** start Text extract **

I am challenged by questions concerning the structure of #VRM tools that are built for “Me” in a personal data context, versus the structure of #VRM tools that are built for “Us” in a market context.
There are several questions which I’ll respond to in context below.
If I am able to build #VRM capabilities for Me, but do not offer them as a service for others, are they any less #VRM?
No. The architecture is about empowering the individual participant in a multi-party encounter. Your interests in that transaction are represented by VRM independent of who the other participants are, including if one of them is you. If you express a preference for non-DRM content and then publish a book in both PDF and e-book formats, your VRM-enabled app will steer you toward the PDF version when you go to download a copy when the book goes live. That should occur whether you download it from Amazon or moxytongue.com, right?
Is #VRM about the provisioning of “services” to a market (Us)…? Or, is VRM about the use of tools that give capability to Individuals (Me)…?
I realize that one plausible answer could be “both”…
Settle for “neither”? Once upon a time, every product was bespoke. Buyer and seller approached on equal terms. Mass production improved quality, reliability, cost, but removed customization and elevated the seller above the buyer so that conversations had more friction in one direction than another. Mass media changed the relationship again, further elevating the seller, increasing the friction in uphill communication to the point that is almost disappeared. Accommodation of individual tastes and requirements eventually became recognized by sellers and delivered as variety in fixed models, then limited personalization as part of the product.
Services eventually adopted the same sorts of adhesive contracts and one-way relationships as hard goods. So even though these relationships are more naturally framed as conversations than those with mass merchandise vendors, simple inertia drags them along. It is inefficient to maintain multiple types of relationship when the legal and social framework is itself a product of mass production and not easily customizable. If you start a service business, do you pay a lawyer to draw up custom contracts from scratch? Or do you ask that person whether they’ve done this before and have a template? If you trace the lineage of those templates, they probably inherit a lot from those of hard goods, I’m guessing because case law and large money decisions predominate there.
VRM is about restoring the relationship between providers and their customers. It certainly isn’t about services and to consider it merely as empowering the individual is incomplete. The goal is to restore parity in the relationship. Individual empowerment is perhaps the most visible outcome of VRM but it is only one of the many desired outcomes. It makes a good rallying point for VRM among dissatisfied consumers so it also gets the most air time.

** end Text extract **
** start Material supplied **

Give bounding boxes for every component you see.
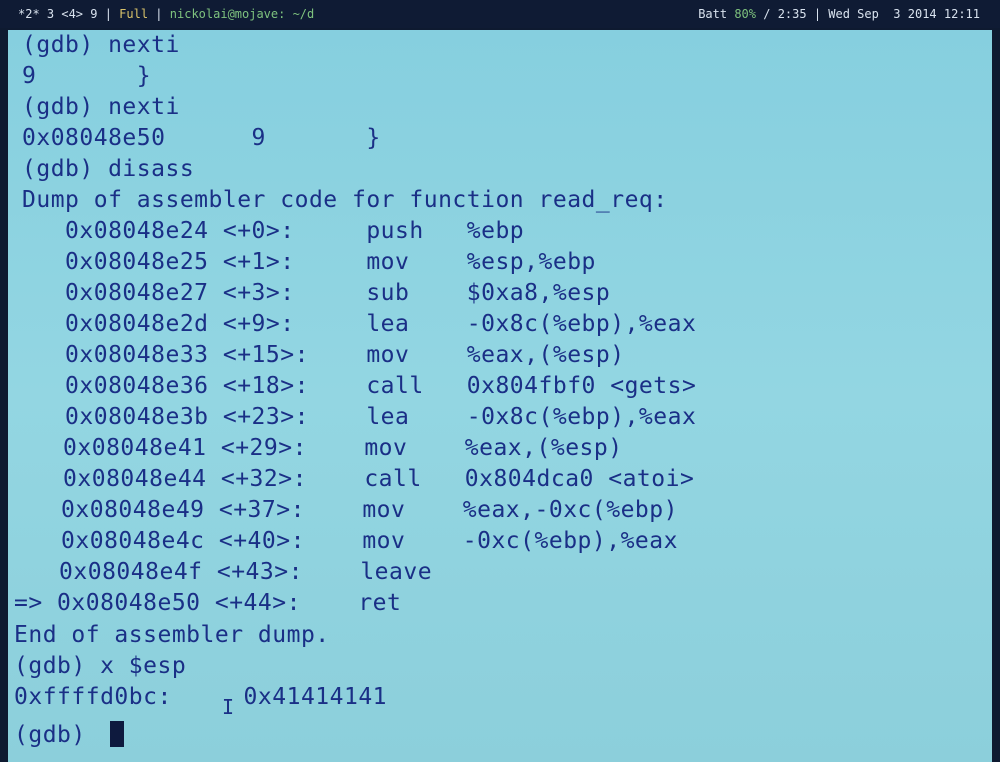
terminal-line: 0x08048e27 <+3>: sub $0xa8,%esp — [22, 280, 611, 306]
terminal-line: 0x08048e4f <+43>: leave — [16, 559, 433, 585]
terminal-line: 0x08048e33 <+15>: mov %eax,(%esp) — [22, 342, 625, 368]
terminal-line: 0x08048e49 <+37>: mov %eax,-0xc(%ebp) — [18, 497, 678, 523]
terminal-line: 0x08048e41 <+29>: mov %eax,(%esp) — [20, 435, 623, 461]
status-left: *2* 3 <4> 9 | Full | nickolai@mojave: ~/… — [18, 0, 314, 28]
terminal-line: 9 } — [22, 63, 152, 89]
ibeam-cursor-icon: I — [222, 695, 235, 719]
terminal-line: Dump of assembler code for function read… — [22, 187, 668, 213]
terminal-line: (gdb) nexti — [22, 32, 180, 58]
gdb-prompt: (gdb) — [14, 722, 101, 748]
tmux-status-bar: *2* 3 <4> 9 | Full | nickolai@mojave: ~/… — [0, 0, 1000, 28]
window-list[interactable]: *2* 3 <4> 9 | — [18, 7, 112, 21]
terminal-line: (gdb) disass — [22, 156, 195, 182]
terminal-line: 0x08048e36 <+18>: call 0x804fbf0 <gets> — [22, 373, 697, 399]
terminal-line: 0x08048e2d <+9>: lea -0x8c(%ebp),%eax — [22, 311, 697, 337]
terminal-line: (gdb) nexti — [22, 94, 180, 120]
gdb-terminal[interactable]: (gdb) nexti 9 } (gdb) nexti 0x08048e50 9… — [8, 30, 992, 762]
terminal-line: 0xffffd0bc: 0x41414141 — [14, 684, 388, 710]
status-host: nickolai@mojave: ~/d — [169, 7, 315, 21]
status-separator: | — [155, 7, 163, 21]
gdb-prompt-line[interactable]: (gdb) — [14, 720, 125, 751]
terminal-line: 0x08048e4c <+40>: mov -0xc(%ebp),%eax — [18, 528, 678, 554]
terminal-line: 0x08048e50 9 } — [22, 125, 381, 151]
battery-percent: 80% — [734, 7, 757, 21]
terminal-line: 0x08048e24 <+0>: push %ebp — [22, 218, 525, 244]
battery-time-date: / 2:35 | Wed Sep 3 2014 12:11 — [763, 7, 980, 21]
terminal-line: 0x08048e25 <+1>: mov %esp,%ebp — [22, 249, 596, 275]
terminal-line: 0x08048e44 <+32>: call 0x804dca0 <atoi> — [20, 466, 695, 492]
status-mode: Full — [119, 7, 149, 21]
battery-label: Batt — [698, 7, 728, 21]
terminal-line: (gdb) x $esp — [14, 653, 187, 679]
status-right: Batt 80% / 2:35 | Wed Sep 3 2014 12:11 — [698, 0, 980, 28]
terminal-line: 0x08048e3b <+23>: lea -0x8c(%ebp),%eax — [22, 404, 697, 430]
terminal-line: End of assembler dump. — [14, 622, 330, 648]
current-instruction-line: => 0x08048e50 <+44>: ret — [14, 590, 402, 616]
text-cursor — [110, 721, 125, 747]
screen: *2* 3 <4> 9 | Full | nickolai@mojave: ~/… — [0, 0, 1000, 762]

** end Material supplied **
** start Material supplied **

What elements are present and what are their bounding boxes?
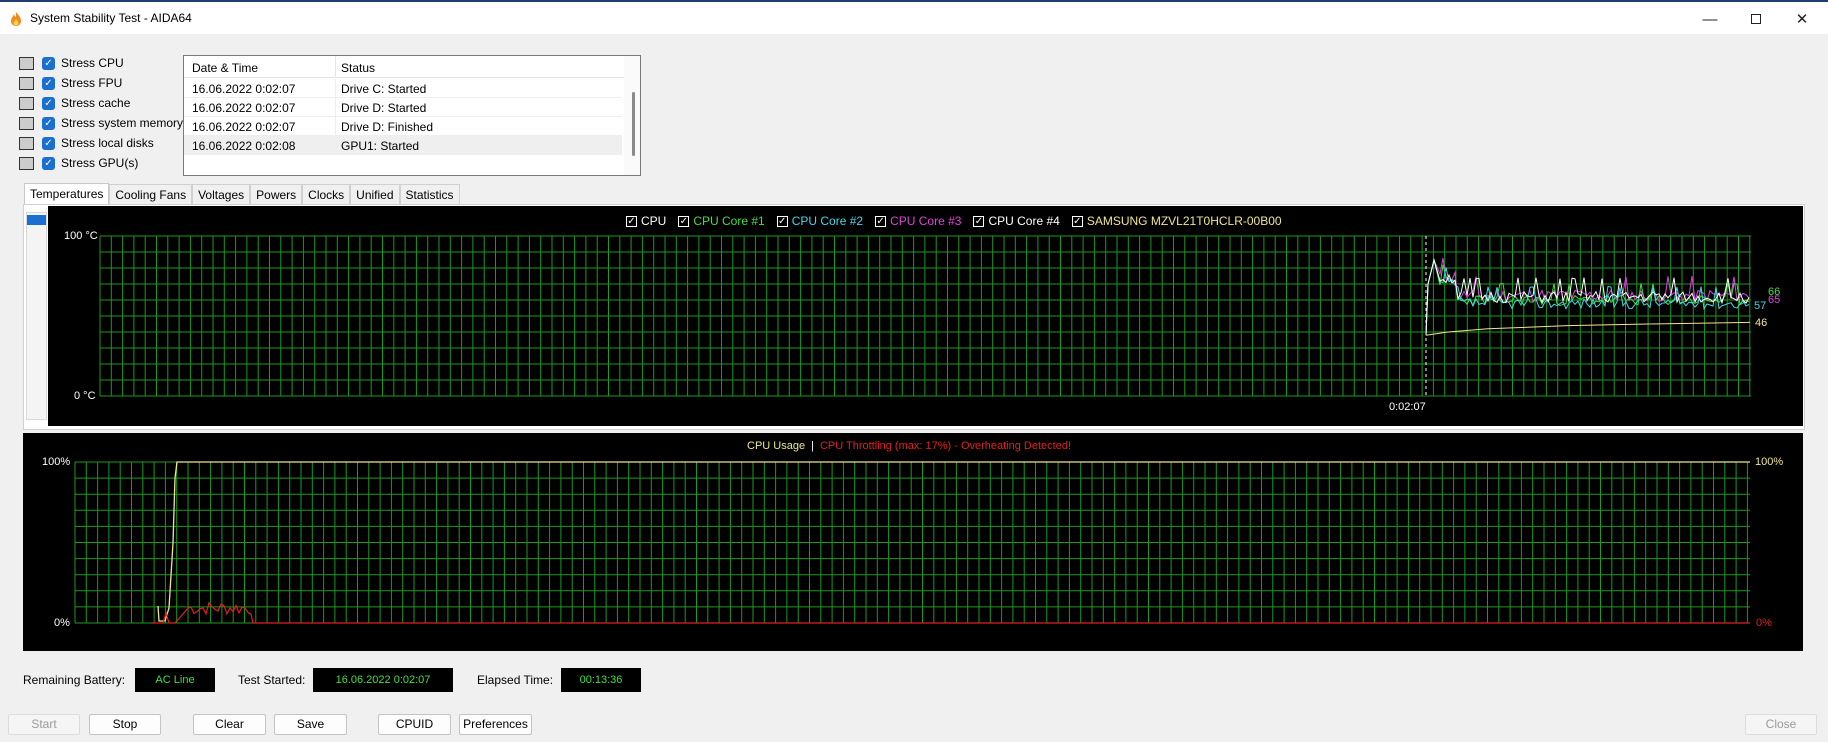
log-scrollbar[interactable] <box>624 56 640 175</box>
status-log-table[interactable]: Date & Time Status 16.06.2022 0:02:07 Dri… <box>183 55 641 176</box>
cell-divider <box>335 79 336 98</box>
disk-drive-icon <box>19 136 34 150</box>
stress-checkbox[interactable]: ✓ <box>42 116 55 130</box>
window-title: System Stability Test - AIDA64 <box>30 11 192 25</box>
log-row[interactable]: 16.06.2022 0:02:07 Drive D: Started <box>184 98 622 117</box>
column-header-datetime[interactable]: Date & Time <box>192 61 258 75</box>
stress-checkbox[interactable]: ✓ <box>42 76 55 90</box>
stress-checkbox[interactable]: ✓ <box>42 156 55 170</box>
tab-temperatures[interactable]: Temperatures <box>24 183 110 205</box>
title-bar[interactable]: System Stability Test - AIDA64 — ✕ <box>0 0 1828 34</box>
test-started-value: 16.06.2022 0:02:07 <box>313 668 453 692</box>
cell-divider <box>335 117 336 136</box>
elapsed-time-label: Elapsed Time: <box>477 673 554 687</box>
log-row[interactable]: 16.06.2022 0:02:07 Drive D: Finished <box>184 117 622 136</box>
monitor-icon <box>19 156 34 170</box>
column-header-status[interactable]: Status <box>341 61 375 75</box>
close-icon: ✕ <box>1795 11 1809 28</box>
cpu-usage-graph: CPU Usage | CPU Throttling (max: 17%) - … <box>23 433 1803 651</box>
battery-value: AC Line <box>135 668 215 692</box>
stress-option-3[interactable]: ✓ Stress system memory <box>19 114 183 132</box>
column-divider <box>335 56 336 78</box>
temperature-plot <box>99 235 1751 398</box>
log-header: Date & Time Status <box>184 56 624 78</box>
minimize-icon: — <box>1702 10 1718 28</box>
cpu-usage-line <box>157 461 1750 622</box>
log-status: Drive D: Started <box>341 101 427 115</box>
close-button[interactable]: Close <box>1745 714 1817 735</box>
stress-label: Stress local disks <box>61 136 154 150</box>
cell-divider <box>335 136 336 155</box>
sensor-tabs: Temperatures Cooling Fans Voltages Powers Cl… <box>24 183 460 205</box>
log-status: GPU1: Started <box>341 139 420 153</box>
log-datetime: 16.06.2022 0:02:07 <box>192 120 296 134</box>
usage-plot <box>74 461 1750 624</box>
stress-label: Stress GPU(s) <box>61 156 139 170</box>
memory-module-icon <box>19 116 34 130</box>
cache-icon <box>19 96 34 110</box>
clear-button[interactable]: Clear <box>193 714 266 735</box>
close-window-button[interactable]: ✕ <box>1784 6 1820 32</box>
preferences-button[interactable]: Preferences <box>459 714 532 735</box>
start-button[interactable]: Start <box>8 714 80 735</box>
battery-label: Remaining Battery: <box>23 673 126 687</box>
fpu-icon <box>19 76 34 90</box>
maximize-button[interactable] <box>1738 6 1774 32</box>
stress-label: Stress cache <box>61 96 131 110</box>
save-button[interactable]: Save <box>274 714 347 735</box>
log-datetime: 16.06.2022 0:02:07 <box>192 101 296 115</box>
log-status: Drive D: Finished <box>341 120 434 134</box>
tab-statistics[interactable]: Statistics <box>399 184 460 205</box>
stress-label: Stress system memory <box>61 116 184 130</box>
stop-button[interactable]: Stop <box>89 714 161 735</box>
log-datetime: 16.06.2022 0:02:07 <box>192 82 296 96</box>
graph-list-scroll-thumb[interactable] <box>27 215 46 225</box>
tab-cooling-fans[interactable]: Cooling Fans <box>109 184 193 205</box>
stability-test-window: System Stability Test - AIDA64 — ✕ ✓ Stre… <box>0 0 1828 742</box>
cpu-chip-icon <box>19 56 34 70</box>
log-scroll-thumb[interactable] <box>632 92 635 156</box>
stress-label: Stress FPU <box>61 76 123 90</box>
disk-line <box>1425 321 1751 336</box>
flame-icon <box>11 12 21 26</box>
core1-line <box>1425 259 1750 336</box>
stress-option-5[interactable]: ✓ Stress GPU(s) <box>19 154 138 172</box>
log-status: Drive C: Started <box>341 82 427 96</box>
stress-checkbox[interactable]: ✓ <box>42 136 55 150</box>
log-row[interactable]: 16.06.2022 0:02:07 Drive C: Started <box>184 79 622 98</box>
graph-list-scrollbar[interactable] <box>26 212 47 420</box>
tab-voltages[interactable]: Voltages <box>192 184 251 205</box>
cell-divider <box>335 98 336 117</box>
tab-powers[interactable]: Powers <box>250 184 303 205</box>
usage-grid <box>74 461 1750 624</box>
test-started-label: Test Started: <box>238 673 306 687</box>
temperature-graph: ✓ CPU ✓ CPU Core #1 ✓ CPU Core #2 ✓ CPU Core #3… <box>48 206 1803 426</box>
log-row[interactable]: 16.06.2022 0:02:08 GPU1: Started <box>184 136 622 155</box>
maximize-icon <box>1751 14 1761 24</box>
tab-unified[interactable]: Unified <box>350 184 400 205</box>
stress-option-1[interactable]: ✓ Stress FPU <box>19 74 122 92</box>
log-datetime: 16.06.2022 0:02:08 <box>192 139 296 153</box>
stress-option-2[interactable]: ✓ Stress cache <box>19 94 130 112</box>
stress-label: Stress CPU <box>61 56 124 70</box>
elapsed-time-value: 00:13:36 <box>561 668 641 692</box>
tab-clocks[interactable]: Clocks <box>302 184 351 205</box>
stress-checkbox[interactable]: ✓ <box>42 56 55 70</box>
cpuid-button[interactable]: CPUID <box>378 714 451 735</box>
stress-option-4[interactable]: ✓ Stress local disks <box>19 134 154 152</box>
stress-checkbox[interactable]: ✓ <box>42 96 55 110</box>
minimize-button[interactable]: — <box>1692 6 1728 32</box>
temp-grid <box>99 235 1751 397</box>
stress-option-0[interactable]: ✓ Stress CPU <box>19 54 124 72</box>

** end Material supplied **

## What to do
Pick up the post about whether VRM serves individuals or markets and keep writing from its last sentence. The entries come from a separate source and are unrelated to the text.

## Right answer
If you accept the premise of VRM as a means to restore parity, then what are some of those additional desired outcomes other than individual empowerment?
Improvement of the signal-to-noise ratio. In a mass market or mass media relationship, upstream input is necessarily noisy. Either you listen to everyone or you listen to consultants and pollsters who take samples and extrapolate. When you do listen, the information is proprietary and not shared with competitors in the market. Although this may help you, it’s extremely inefficient for the market as a whole.
The entire model is based on atoms. It simply wasn’t possible to listen to every customer in the past. Laws of physics and relativity made it impossible. But with bits, it is possible. VRM wants to provide clean, direct buyer feedback, from every willing buyer, in a format that is machine-parseable, and at a cost-benefit price point that is better than what is possible in the atoms model.
Checks and balances of power. There must be checks and balances in the relative power in a relationship to maintain homeostasis. Lacking those, a positive feedback loop can be triggered if the balance tips too far, causing the balance to swing to one extreme or another. Stability becomes very precarious without these natural controls. If you are on the receiving side of the positive feedback loop, triggering one generates enormous windfalls of wealth and power. Once this is achieved, restoring balance becomes extremely difficult.
We are seeing in every aspect of society the effects of removing checks and balances. In the world of atoms, spectrum was naturally scarce, radio and TV bandwidth was expensive and advertising revenue steered content toward the mainstream. The shift to bits allowed niche content to thrive. The appearance of extreme viewpoints on cable and radio legitimized them and they became the new normal. Recognizing the residual profit in niche markets, and without entirely abandoning mainstream, revenue shifted to extreme programming. This triggered a positive feedback loop in which successively extreme positions became the new normal until eventually pure fiction passes for credible news and there is nobody left with whom you can have a reasoned debate.
You can see these power grabs everywhere, many caused when the move from atoms to bits removed physical limits to some constraint. Many are second-tier effects caused by recipients of these new powers wielding them in other contexts. Things that have fallen out of homeostasis include:
- Copyright extensions and enforcement regimes are spreading aggressively through accumulation of power and positive feedback loops.
- Patents. Nuff said.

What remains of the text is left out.